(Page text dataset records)
=== Section Start ===
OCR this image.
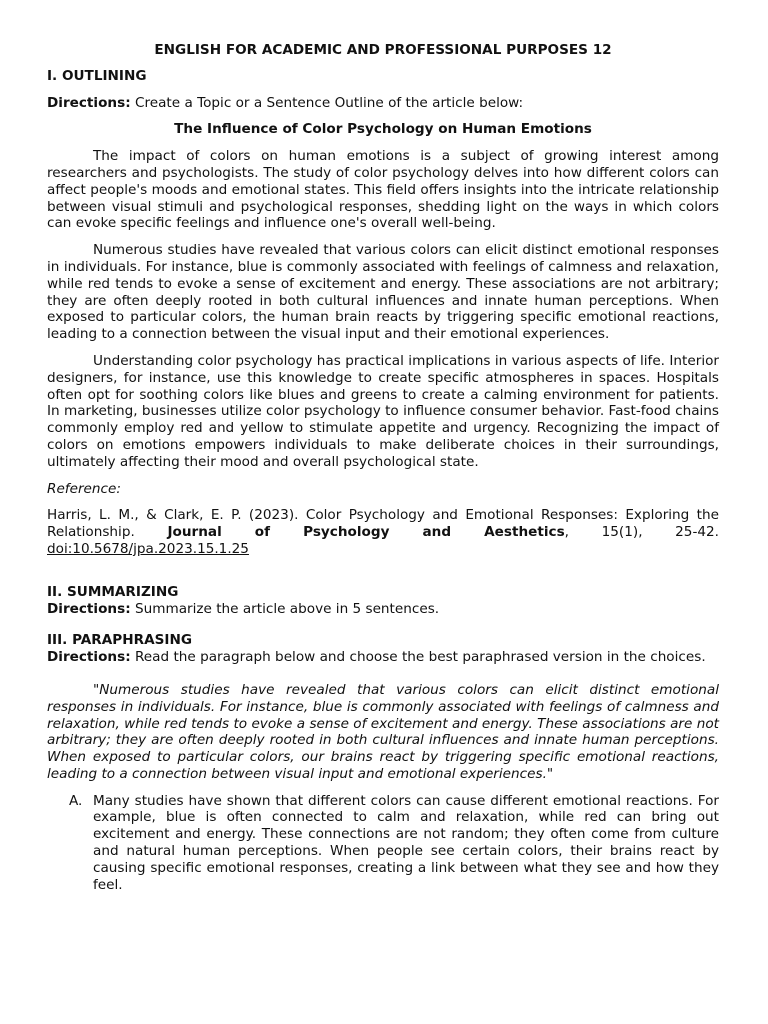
ENGLISH FOR ACADEMIC AND PROFESSIONAL PURPOSES 12

I. OUTLINING

Directions: Create a Topic or a Sentence Outline of the article below:

The Influence of Color Psychology on Human Emotions

The impact of colors on human emotions is a subject of growing interest among researchers and psychologists. The study of color psychology delves into how different colors can affect people's moods and emotional states. This field offers insights into the intricate relationship between visual stimuli and psychological responses, shedding light on the ways in which colors can evoke specific feelings and influence one's overall well-being.

Numerous studies have revealed that various colors can elicit distinct emotional responses in individuals. For instance, blue is commonly associated with feelings of calmness and relaxation, while red tends to evoke a sense of excitement and energy. These associations are not arbitrary; they are often deeply rooted in both cultural influences and innate human perceptions. When exposed to particular colors, the human brain reacts by triggering specific emotional reactions, leading to a connection between the visual input and their emotional experiences.

Understanding color psychology has practical implications in various aspects of life. Interior designers, for instance, use this knowledge to create specific atmospheres in spaces. Hospitals often opt for soothing colors like blues and greens to create a calming environment for patients. In marketing, businesses utilize color psychology to influence consumer behavior. Fast-food chains commonly employ red and yellow to stimulate appetite and urgency. Recognizing the impact of colors on emotions empowers individuals to make deliberate choices in their surroundings, ultimately affecting their mood and overall psychological state.

Reference:

Harris, L. M., & Clark, E. P. (2023). Color Psychology and Emotional Responses: Exploring the

Relationship. Journal of Psychology and Aesthetics, 15(1), 25-42.

doi:10.5678/jpa.2023.15.1.25

II. SUMMARIZING

Directions: Summarize the article above in 5 sentences.

III. PARAPHRASING

Directions: Read the paragraph below and choose the best paraphrased version in the choices.

"Numerous studies have revealed that various colors can elicit distinct emotional responses in individuals. For instance, blue is commonly associated with feelings of calmness and relaxation, while red tends to evoke a sense of excitement and energy. These associations are not arbitrary; they are often deeply rooted in both cultural influences and innate human perceptions. When exposed to particular colors, our brains react by triggering specific emotional reactions, leading to a connection between visual input and emotional experiences."

A. Many studies have shown that different colors can cause different emotional reactions. For example, blue is often connected to calm and relaxation, while red can bring out excitement and energy. These connections are not random; they often come from culture and natural human perceptions. When people see certain colors, their brains react by causing specific emotional responses, creating a link between what they see and how they feel.
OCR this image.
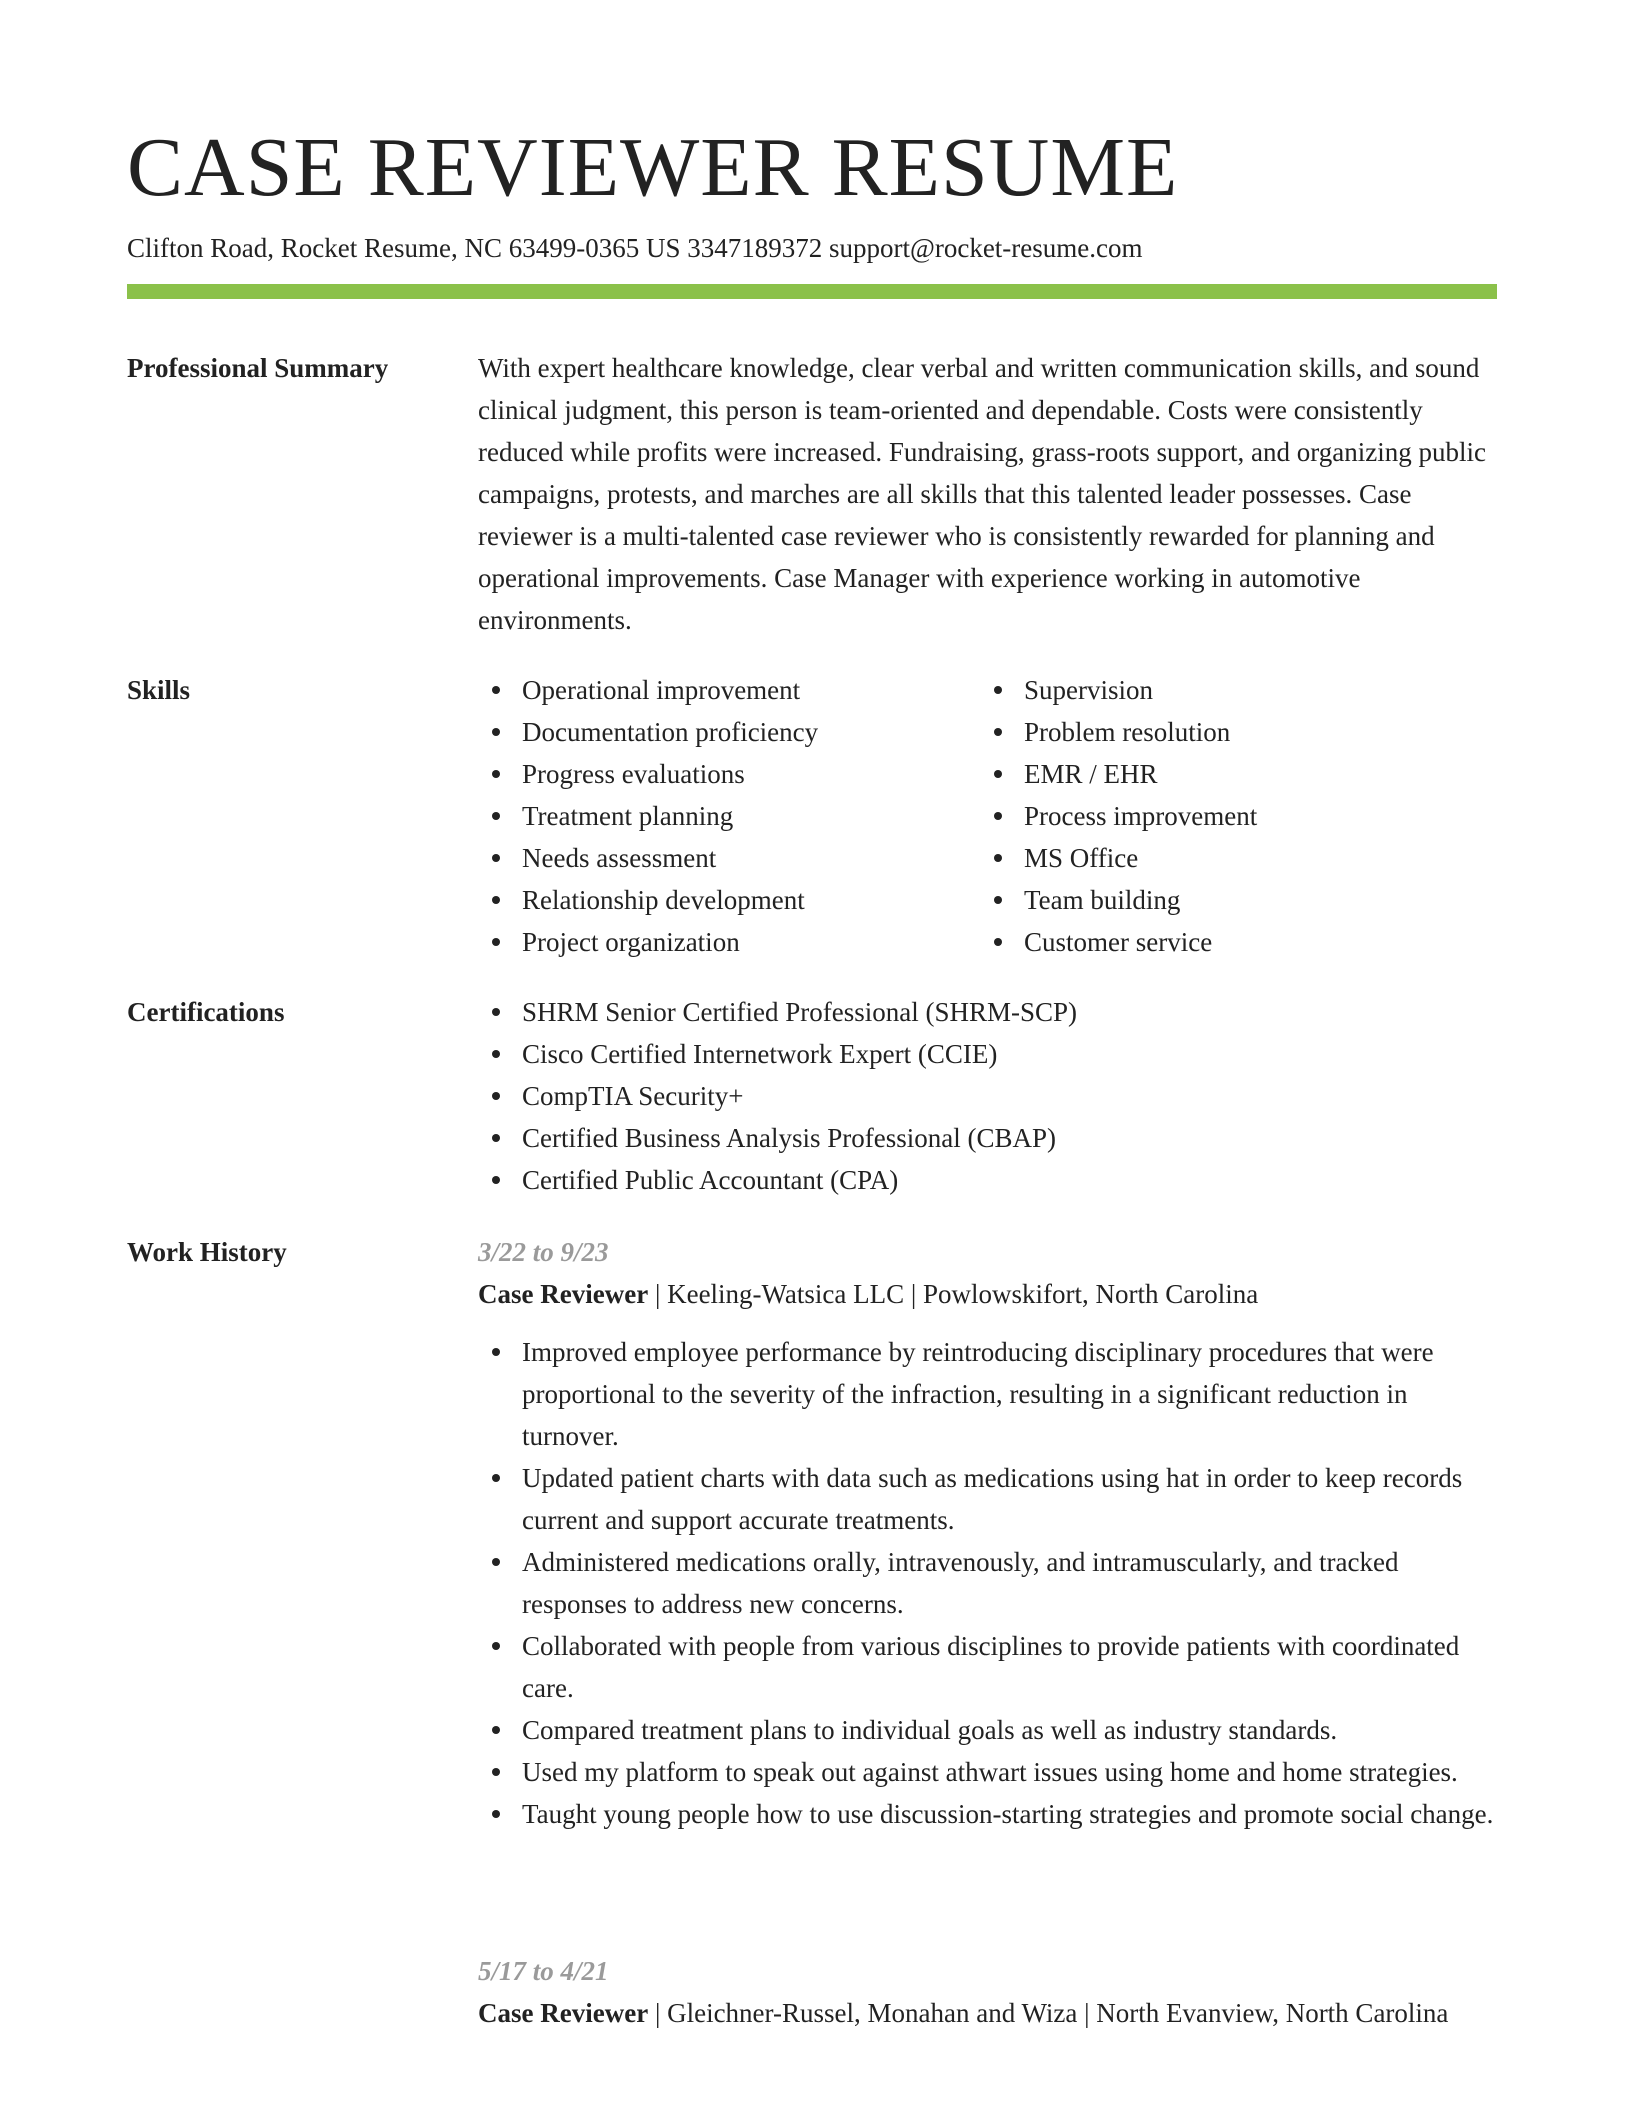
CASE REVIEWER RESUME
Clifton Road, Rocket Resume, NC 63499-0365 US 3347189372 support@rocket-resume.com
Professional Summary	With expert healthcare knowledge, clear verbal and written communication skills, and sound clinical judgment, this person is team-oriented and dependable. Costs were consistently reduced while profits were increased. Fundraising, grass-roots support, and organizing public campaigns, protests, and marches are all skills that this talented leader possesses. Case reviewer is a multi-talented case reviewer who is consistently rewarded for planning and operational improvements. Case Manager with experience working in automotive environments.

Skills	Operational improvement
Documentation proficiency
Progress evaluations
Treatment planning
Needs assessment
Relationship development
Project organization
Supervision
Problem resolution
EMR / EHR
Process improvement
MS Office
Team building
Customer service
Certifications	SHRM Senior Certified Professional (SHRM-SCP)
Cisco Certified Internetwork Expert (CCIE)
CompTIA Security+
Certified Business Analysis Professional (CBAP)
Certified Public Accountant (CPA)
Work History	3/22 to 9/23
Case Reviewer | Keeling-Watsica LLC | Powlowskifort, North Carolina
Improved employee performance by reintroducing disciplinary procedures that were proportional to the severity of the infraction, resulting in a significant reduction in turnover.
Updated patient charts with data such as medications using hat in order to keep records current and support accurate treatments.
Administered medications orally, intravenously, and intramuscularly, and tracked responses to address new concerns.
Collaborated with people from various disciplines to provide patients with coordinated care.
Compared treatment plans to individual goals as well as industry standards.
Used my platform to speak out against athwart issues using home and home strategies.
Taught young people how to use discussion-starting strategies and promote social change.
5/17 to 4/21
Case Reviewer | Gleichner-Russel, Monahan and Wiza | North Evanview, North Carolina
=== Section End ===
### WHAT YOU HAVE TO DO
All the lines above are to be reproduced exactly, except the pictures.

### ANSWER SECTION
OCR this image.
ENGLISH FOR ACADEMIC AND PROFESSIONAL PURPOSES 12

I. OUTLINING

Directions: Create a Topic or a Sentence Outline of the article below:

The Influence of Color Psychology on Human Emotions

The impact of colors on human emotions is a subject of growing interest among researchers and psychologists. The study of color psychology delves into how different colors can affect people's moods and emotional states. This field offers insights into the intricate relationship between visual stimuli and psychological responses, shedding light on the ways in which colors can evoke specific feelings and influence one's overall well-being.

Numerous studies have revealed that various colors can elicit distinct emotional responses in individuals. For instance, blue is commonly associated with feelings of calmness and relaxation, while red tends to evoke a sense of excitement and energy. These associations are not arbitrary; they are often deeply rooted in both cultural influences and innate human perceptions. When exposed to particular colors, the human brain reacts by triggering specific emotional reactions, leading to a connection between the visual input and their emotional experiences.

Understanding color psychology has practical implications in various aspects of life. Interior designers, for instance, use this knowledge to create specific atmospheres in spaces. Hospitals often opt for soothing colors like blues and greens to create a calming environment for patients. In marketing, businesses utilize color psychology to influence consumer behavior. Fast-food chains commonly employ red and yellow to stimulate appetite and urgency. Recognizing the impact of colors on emotions empowers individuals to make deliberate choices in their surroundings, ultimately affecting their mood and overall psychological state.

Reference:

Harris, L. M., & Clark, E. P. (2023). Color Psychology and Emotional Responses: Exploring the

Relationship. Journal of Psychology and Aesthetics, 15(1), 25-42.

doi:10.5678/jpa.2023.15.1.25

II. SUMMARIZING

Directions: Summarize the article above in 5 sentences.

III. PARAPHRASING

Directions: Read the paragraph below and choose the best paraphrased version in the choices.

"Numerous studies have revealed that various colors can elicit distinct emotional responses in individuals. For instance, blue is commonly associated with feelings of calmness and relaxation, while red tends to evoke a sense of excitement and energy. These associations are not arbitrary; they are often deeply rooted in both cultural influences and innate human perceptions. When exposed to particular colors, our brains react by triggering specific emotional reactions, leading to a connection between visual input and emotional experiences."

A. Many studies have shown that different colors can cause different emotional reactions. For example, blue is often connected to calm and relaxation, while red can bring out excitement and energy. These connections are not random; they often come from culture and natural human perceptions. When people see certain colors, their brains react by causing specific emotional responses, creating a link between what they see and how they feel.
OCR this image.
CASE REVIEWER RESUME
Clifton Road, Rocket Resume, NC 63499-0365 US 3347189372 support@rocket-resume.com
Professional Summary	With expert healthcare knowledge, clear verbal and written communication skills, and sound clinical judgment, this person is team-oriented and dependable. Costs were consistently reduced while profits were increased. Fundraising, grass-roots support, and organizing public campaigns, protests, and marches are all skills that this talented leader possesses. Case reviewer is a multi-talented case reviewer who is consistently rewarded for planning and operational improvements. Case Manager with experience working in automotive environments.

Skills	Operational improvement
Documentation proficiency
Progress evaluations
Treatment planning
Needs assessment
Relationship development
Project organization
Supervision
Problem resolution
EMR / EHR
Process improvement
MS Office
Team building
Customer service
Certifications	SHRM Senior Certified Professional (SHRM-SCP)
Cisco Certified Internetwork Expert (CCIE)
CompTIA Security+
Certified Business Analysis Professional (CBAP)
Certified Public Accountant (CPA)
Work History	3/22 to 9/23
Case Reviewer | Keeling-Watsica LLC | Powlowskifort, North Carolina
Improved employee performance by reintroducing disciplinary procedures that were proportional to the severity of the infraction, resulting in a significant reduction in turnover.
Updated patient charts with data such as medications using hat in order to keep records current and support accurate treatments.
Administered medications orally, intravenously, and intramuscularly, and tracked responses to address new concerns.
Collaborated with people from various disciplines to provide patients with coordinated care.
Compared treatment plans to individual goals as well as industry standards.
Used my platform to speak out against athwart issues using home and home strategies.
Taught young people how to use discussion-starting strategies and promote social change.
5/17 to 4/21
Case Reviewer | Gleichner-Russel, Monahan and Wiza | North Evanview, North Carolina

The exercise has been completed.